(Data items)
* START *
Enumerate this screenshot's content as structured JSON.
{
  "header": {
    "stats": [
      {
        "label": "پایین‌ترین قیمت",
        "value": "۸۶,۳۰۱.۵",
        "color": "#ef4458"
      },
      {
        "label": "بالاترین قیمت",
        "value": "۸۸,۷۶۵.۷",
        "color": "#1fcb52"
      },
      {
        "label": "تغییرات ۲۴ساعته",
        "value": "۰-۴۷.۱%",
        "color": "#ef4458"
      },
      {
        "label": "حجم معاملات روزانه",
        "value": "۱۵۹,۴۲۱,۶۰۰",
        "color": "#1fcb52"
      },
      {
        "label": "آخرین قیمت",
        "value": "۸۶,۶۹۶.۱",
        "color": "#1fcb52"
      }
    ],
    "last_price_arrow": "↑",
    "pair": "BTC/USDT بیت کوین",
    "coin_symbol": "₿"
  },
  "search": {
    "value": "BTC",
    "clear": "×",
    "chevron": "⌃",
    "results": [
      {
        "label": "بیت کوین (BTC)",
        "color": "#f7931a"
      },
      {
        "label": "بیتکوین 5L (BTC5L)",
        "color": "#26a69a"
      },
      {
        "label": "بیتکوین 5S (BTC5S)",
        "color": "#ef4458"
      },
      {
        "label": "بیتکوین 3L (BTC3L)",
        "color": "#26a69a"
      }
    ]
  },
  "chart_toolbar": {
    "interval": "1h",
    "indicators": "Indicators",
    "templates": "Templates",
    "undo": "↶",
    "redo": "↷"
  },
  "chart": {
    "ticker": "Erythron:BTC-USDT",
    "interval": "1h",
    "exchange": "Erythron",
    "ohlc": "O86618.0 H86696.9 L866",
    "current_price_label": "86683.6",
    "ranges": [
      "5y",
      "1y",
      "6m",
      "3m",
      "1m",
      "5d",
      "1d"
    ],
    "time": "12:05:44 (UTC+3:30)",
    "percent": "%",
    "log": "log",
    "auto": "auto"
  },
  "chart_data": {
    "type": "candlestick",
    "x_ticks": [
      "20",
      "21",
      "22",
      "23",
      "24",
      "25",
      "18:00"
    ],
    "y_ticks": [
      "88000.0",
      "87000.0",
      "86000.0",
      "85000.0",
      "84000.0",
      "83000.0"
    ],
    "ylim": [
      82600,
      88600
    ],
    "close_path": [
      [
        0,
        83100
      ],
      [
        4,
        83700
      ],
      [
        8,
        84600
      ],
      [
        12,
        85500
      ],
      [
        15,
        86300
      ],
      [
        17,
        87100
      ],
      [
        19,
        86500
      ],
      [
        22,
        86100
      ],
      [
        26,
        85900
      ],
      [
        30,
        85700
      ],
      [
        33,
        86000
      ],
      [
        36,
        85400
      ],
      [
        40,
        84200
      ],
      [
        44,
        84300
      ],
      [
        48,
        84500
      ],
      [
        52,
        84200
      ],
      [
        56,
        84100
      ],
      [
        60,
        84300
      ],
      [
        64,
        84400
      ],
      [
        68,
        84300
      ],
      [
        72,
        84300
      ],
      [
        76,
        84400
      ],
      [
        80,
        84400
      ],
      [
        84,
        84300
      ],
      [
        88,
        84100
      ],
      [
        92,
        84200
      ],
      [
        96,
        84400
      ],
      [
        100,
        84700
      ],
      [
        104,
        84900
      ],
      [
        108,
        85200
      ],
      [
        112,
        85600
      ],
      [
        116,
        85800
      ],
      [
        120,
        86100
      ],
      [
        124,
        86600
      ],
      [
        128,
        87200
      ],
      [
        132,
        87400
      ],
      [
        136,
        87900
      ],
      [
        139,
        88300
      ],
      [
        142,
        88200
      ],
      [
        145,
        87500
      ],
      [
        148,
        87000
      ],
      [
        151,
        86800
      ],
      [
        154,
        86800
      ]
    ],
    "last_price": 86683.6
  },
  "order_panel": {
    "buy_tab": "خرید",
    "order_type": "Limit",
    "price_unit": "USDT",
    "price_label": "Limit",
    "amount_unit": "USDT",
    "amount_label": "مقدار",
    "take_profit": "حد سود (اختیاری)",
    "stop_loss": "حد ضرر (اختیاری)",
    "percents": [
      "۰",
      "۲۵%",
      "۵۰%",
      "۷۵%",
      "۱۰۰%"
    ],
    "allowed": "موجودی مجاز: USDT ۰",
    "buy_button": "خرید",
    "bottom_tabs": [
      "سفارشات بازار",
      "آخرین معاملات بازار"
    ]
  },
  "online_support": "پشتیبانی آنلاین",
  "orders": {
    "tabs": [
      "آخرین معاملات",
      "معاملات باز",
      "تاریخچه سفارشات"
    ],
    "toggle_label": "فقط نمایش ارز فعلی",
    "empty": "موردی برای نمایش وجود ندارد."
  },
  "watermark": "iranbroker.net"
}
* END *
Goal: Every record above should be output exactly.

Output below:
Enumerate this screenshot's content as structured JSON.
{
  "header": {
    "stats": [
      {
        "label": "پایین‌ترین قیمت",
        "value": "۸۶,۳۰۱.۵",
        "color": "#ef4458"
      },
      {
        "label": "بالاترین قیمت",
        "value": "۸۸,۷۶۵.۷",
        "color": "#1fcb52"
      },
      {
        "label": "تغییرات ۲۴ساعته",
        "value": "۰-۴۷.۱%",
        "color": "#ef4458"
      },
      {
        "label": "حجم معاملات روزانه",
        "value": "۱۵۹,۴۲۱,۶۰۰",
        "color": "#1fcb52"
      },
      {
        "label": "آخرین قیمت",
        "value": "۸۶,۶۹۶.۱",
        "color": "#1fcb52"
      }
    ],
    "last_price_arrow": "↑",
    "pair": "BTC/USDT بیت کوین",
    "coin_symbol": "₿"
  },
  "search": {
    "value": "BTC",
    "clear": "×",
    "chevron": "⌃",
    "results": [
      {
        "label": "بیت کوین (BTC)",
        "color": "#f7931a"
      },
      {
        "label": "بیتکوین 5L (BTC5L)",
        "color": "#26a69a"
      },
      {
        "label": "بیتکوین 5S (BTC5S)",
        "color": "#ef4458"
      },
      {
        "label": "بیتکوین 3L (BTC3L)",
        "color": "#26a69a"
      }
    ]
  },
  "chart_toolbar": {
    "interval": "1h",
    "indicators": "Indicators",
    "templates": "Templates",
    "undo": "↶",
    "redo": "↷"
  },
  "chart": {
    "ticker": "Erythron:BTC-USDT",
    "interval": "1h",
    "exchange": "Erythron",
    "ohlc": "O86618.0 H86696.9 L866",
    "current_price_label": "86683.6",
    "ranges": [
      "5y",
      "1y",
      "6m",
      "3m",
      "1m",
      "5d",
      "1d"
    ],
    "time": "12:05:44 (UTC+3:30)",
    "percent": "%",
    "log": "log",
    "auto": "auto"
  },
  "chart_data": {
    "type": "candlestick",
    "x_ticks": [
      "20",
      "21",
      "22",
      "23",
      "24",
      "25",
      "18:00"
    ],
    "y_ticks": [
      "88000.0",
      "87000.0",
      "86000.0",
      "85000.0",
      "84000.0",
      "83000.0"
    ],
    "ylim": [
      82600,
      88600
    ],
    "close_path": [
      [
        0,
        83100
      ],
      [
        4,
        83700
      ],
      [
        8,
        84600
      ],
      [
        12,
        85500
      ],
      [
        15,
        86300
      ],
      [
        17,
        87100
      ],
      [
        19,
        86500
      ],
      [
        22,
        86100
      ],
      [
        26,
        85900
      ],
      [
        30,
        85700
      ],
      [
        33,
        86000
      ],
      [
        36,
        85400
      ],
      [
        40,
        84200
      ],
      [
        44,
        84300
      ],
      [
        48,
        84500
      ],
      [
        52,
        84200
      ],
      [
        56,
        84100
      ],
      [
        60,
        84300
      ],
      [
        64,
        84400
      ],
      [
        68,
        84300
      ],
      [
        72,
        84300
      ],
      [
        76,
        84400
      ],
      [
        80,
        84400
      ],
      [
        84,
        84300
      ],
      [
        88,
        84100
      ],
      [
        92,
        84200
      ],
      [
        96,
        84400
      ],
      [
        100,
        84700
      ],
      [
        104,
        84900
      ],
      [
        108,
        85200
      ],
      [
        112,
        85600
      ],
      [
        116,
        85800
      ],
      [
        120,
        86100
      ],
      [
        124,
        86600
      ],
      [
        128,
        87200
      ],
      [
        132,
        87400
      ],
      [
        136,
        87900
      ],
      [
        139,
        88300
      ],
      [
        142,
        88200
      ],
      [
        145,
        87500
      ],
      [
        148,
        87000
      ],
      [
        151,
        86800
      ],
      [
        154,
        86800
      ]
    ],
    "last_price": 86683.6
  },
  "order_panel": {
    "buy_tab": "خرید",
    "order_type": "Limit",
    "price_unit": "USDT",
    "price_label": "Limit",
    "amount_unit": "USDT",
    "amount_label": "مقدار",
    "take_profit": "حد سود (اختیاری)",
    "stop_loss": "حد ضرر (اختیاری)",
    "percents": [
      "۰",
      "۲۵%",
      "۵۰%",
      "۷۵%",
      "۱۰۰%"
    ],
    "allowed": "موجودی مجاز: USDT ۰",
    "buy_button": "خرید",
    "bottom_tabs": [
      "سفارشات بازار",
      "آخرین معاملات بازار"
    ]
  },
  "online_support": "پشتیبانی آنلاین",
  "orders": {
    "tabs": [
      "آخرین معاملات",
      "معاملات باز",
      "تاریخچه سفارشات"
    ],
    "toggle_label": "فقط نمایش ارز فعلی",
    "empty": "موردی برای نمایش وجود ندارد."
  },
  "watermark": "iranbroker.net"
}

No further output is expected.